↓

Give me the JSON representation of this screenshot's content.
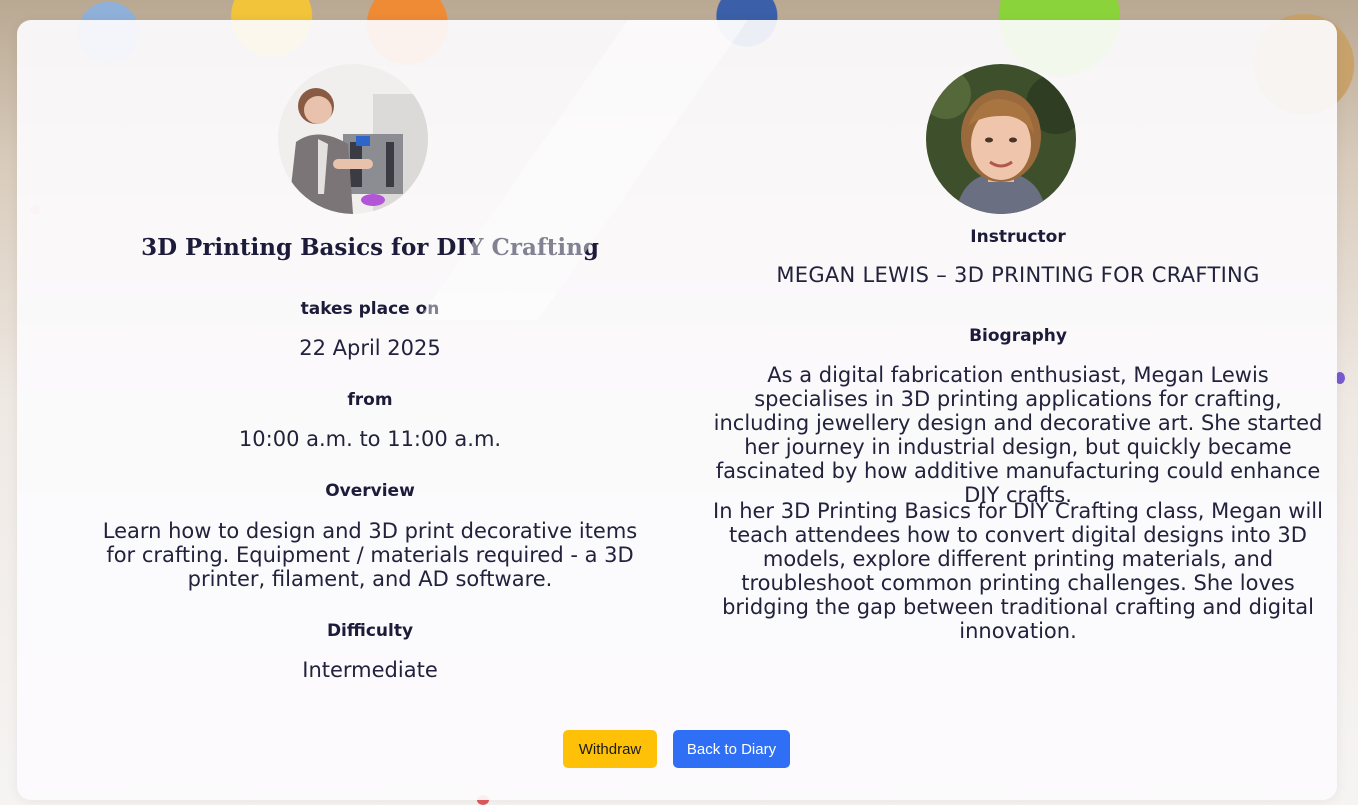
{
  "class": {
    "title": "3D Printing Basics for DIY Crafting",
    "date_label": "takes place on",
    "date": "22 April 2025",
    "time_label": "from",
    "time": "10:00 a.m. to 11:00 a.m.",
    "overview_label": "Overview",
    "overview": "Learn how to design and 3D print decorative items for crafting. Equipment / materials required - a 3D printer, filament, and AD software.",
    "difficulty_label": "Difficulty",
    "difficulty": "Intermediate"
  },
  "instructor": {
    "label": "Instructor",
    "name": "MEGAN LEWIS – 3D PRINTING FOR CRAFTING",
    "biography_label": "Biography",
    "bio_paragraph_1": "As a digital fabrication enthusiast, Megan Lewis specialises in 3D printing applications for crafting, including jewellery design and decorative art. She started her journey in industrial design, but quickly became fascinated by how additive manufacturing could enhance DIY crafts.",
    "bio_paragraph_2": "In her 3D Printing Basics for DIY Crafting class, Megan will teach attendees how to convert digital designs into 3D models, explore different printing materials, and troubleshoot common printing challenges. She loves bridging the gap between traditional crafting and digital innovation."
  },
  "actions": {
    "withdraw_label": "Withdraw",
    "back_label": "Back to Diary"
  },
  "colors": {
    "withdraw_bg": "#ffc107",
    "back_bg": "#2f6ff5",
    "text": "#1c1c3a"
  }
}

↑

• **WHAT NEEDS TO BE DONE**
Give the number of lines in the records that contain the string "decorative", with no other output.

• **EXERCISE SOLUTION**
2